Print the lines from the line containing "x-tick-label-8: 2018-01-01 xyxy=(891,373,904,437)" through the line containing "bar-0-12 xyxy=(750,665,761,698)" in the records below, exactly as they appear and with nothing else.

# start of Given data

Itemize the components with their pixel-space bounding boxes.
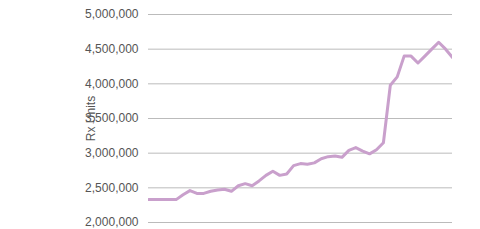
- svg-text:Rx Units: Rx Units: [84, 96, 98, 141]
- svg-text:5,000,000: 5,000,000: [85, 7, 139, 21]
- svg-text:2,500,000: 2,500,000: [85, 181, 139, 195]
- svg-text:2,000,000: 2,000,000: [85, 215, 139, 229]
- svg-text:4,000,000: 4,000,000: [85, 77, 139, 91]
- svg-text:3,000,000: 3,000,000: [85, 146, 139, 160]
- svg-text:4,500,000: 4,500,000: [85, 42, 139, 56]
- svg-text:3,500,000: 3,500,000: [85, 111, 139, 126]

# end of Given data
# start of Given data

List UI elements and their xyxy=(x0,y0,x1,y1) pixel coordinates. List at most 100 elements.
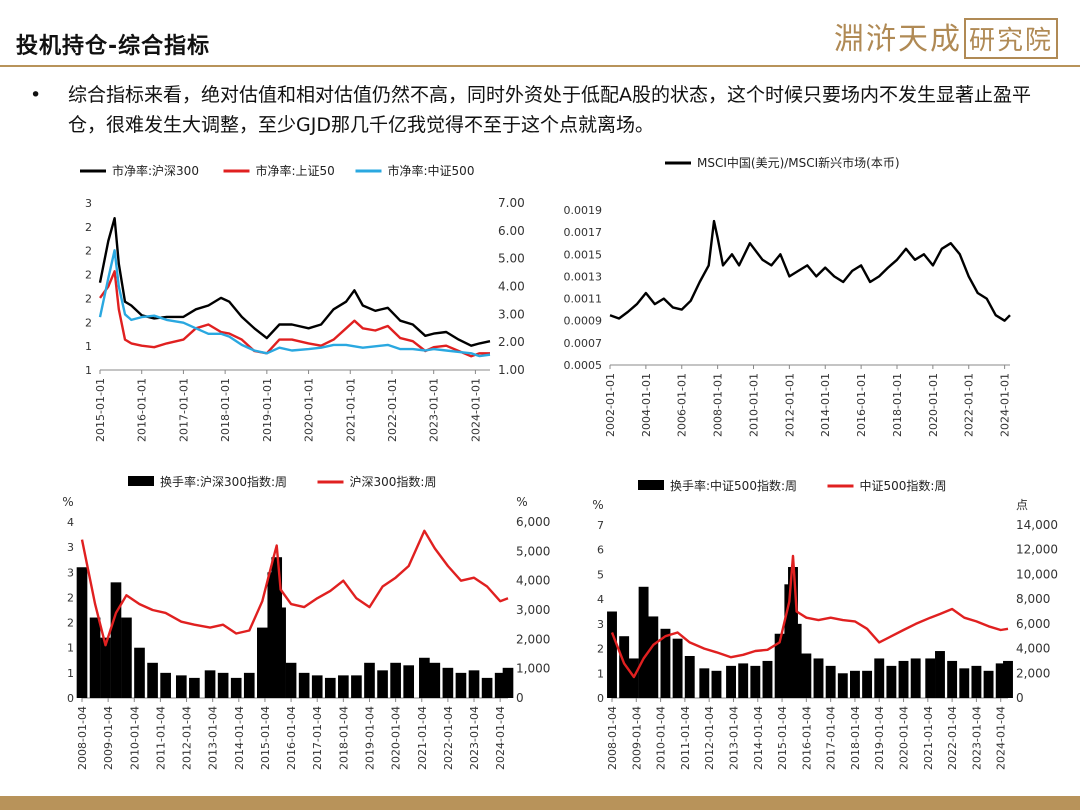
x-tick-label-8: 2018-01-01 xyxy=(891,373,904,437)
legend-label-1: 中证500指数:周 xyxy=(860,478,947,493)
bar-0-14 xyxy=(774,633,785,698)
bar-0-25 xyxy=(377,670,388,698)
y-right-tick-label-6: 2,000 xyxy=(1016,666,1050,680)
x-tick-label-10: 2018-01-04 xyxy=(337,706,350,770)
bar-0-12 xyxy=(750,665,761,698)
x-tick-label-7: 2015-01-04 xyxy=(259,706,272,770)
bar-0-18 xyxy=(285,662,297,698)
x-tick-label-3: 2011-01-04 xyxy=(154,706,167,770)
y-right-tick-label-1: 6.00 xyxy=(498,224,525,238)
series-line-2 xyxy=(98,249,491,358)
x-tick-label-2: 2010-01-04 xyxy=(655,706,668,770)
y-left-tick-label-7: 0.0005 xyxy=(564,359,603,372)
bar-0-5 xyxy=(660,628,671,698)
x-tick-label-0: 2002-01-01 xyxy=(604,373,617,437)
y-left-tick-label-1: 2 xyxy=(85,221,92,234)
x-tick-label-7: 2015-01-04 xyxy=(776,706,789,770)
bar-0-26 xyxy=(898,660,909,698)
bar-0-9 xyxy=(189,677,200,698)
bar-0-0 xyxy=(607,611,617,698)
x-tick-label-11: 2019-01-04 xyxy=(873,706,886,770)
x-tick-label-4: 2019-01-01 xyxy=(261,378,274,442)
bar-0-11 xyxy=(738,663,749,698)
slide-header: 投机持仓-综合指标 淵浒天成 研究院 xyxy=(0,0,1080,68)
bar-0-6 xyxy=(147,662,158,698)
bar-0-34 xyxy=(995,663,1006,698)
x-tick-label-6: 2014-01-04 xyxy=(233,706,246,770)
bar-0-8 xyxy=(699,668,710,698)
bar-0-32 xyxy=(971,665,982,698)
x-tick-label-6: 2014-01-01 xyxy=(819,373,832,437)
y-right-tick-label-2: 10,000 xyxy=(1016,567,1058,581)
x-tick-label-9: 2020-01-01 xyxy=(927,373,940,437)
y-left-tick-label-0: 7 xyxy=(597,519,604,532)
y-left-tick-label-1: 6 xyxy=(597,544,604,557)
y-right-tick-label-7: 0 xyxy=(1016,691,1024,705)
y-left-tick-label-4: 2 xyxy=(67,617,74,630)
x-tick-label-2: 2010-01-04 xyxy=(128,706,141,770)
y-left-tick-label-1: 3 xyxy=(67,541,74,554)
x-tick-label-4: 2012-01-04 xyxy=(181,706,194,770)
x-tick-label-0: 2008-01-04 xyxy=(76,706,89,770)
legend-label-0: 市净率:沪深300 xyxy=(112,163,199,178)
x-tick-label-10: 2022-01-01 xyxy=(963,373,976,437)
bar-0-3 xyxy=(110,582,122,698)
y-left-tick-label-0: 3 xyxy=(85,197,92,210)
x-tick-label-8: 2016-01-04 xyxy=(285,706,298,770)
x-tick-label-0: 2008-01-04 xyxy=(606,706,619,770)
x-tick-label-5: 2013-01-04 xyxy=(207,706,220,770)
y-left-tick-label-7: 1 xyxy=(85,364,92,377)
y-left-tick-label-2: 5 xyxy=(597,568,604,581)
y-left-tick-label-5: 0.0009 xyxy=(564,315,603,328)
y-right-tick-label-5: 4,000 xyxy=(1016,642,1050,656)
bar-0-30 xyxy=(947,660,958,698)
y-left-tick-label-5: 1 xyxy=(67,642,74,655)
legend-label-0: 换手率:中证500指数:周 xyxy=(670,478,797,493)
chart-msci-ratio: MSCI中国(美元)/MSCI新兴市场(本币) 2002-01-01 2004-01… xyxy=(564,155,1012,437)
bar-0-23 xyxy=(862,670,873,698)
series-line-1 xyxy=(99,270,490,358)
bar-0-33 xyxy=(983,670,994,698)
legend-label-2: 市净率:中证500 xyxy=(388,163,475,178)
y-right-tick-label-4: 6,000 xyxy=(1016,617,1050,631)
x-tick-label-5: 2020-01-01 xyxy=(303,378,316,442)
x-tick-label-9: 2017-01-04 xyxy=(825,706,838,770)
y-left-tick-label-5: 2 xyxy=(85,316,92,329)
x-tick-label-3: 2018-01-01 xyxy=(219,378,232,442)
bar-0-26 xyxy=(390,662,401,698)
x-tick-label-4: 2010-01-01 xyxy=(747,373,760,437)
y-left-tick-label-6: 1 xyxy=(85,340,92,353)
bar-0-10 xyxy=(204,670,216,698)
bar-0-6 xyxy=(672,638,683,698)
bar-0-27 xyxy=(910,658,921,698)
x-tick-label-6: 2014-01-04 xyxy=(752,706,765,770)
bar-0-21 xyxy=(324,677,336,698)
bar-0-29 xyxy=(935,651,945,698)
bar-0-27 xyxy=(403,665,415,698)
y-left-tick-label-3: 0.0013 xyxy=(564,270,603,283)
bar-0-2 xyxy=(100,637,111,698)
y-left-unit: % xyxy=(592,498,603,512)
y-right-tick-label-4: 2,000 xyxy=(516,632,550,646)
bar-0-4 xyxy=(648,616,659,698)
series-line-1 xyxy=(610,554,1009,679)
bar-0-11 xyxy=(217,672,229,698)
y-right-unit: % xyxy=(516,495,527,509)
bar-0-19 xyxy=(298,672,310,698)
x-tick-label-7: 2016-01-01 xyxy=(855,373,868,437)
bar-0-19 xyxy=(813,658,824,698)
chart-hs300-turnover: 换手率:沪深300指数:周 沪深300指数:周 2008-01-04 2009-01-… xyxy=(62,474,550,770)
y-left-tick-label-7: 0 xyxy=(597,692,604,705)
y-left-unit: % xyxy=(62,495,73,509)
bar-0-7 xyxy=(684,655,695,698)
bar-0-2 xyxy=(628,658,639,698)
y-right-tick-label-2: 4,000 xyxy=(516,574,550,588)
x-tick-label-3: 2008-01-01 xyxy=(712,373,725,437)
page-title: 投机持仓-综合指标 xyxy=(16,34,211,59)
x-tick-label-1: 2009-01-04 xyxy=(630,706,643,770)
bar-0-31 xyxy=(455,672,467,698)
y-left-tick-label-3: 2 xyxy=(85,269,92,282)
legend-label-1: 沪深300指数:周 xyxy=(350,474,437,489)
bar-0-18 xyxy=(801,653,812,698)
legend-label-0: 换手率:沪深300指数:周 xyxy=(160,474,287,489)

# end of Given data

> _Answer in full_
x-tick-label-8: 2018-01-01 xyxy=(891,373,904,437)
legend-label-1: 中证500指数:周 xyxy=(860,478,947,493)
bar-0-14 xyxy=(774,633,785,698)
bar-0-25 xyxy=(377,670,388,698)
y-right-tick-label-6: 2,000 xyxy=(1016,666,1050,680)
x-tick-label-10: 2018-01-04 xyxy=(337,706,350,770)
bar-0-12 xyxy=(750,665,761,698)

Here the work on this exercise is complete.